● What this exercise asks
1. Translate this sentence from the BibleWorks 8 forum thread into Spanish: "I have to get up each morning and glean the fields of those who harvest money."
2. Please reproduce the BibleWorks 8 forum thread word for word from "## Wannabee (Sep" to "be worth something.".

***** Source excerpt

# Bibleworks 8 users?



## re4med (Sep 10, 2009)

I was wondering how many here on the PB use Bible Works 8? I have it as well as LOGOS Scholars - Gold. So chime in....


----------



## Classical Presbyterian (Sep 10, 2009)

We're not all made of money....


----------



## re4med (Sep 10, 2009)

ROFL!!


----------



## Wayne (Sep 10, 2009)

Still using BW7 until the money tree sprouts.


----------



## Herald (Sep 10, 2009)

I have BW 6.0. Haven't found a compelling enough reason to drop a few hundred $$.


----------



## Herald (Sep 10, 2009)

Wayne said:


> Still using BW7 until the money tree sprouts.


You have a money tree? I have to get up each morning and glean the fields of those who harvest money. They're not leaving much behind these days.


----------



## Wannabee (Sep 10, 2009)

Herald said:


> Wayne said:
> 
> 
> > Still using BW7 until the money tree sprouts.
> ...



Seal some currency in a container and plant it in your yard. Wait about 2000 years and it'll be worth something.

**********
***** Recorded data

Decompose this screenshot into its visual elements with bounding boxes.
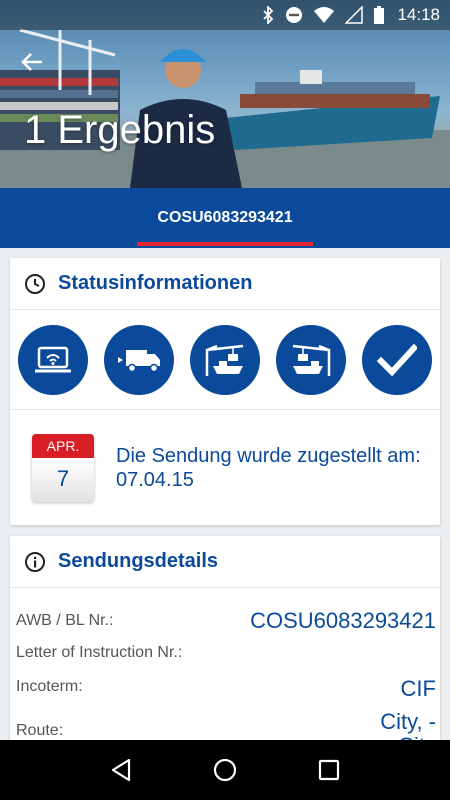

**********

● Solution list
1. Tengo que levantarme cada mañana y espigar los campos de quienes cosechan dinero.

2.
## Wannabee (Sep 10, 2009)

Herald said:


> Wayne said:
> 
> 
> > Still using BW7 until the money tree sprouts.
> ...



Seal some currency in a container and plant it in your yard. Wait about 2000 years and it'll be worth something.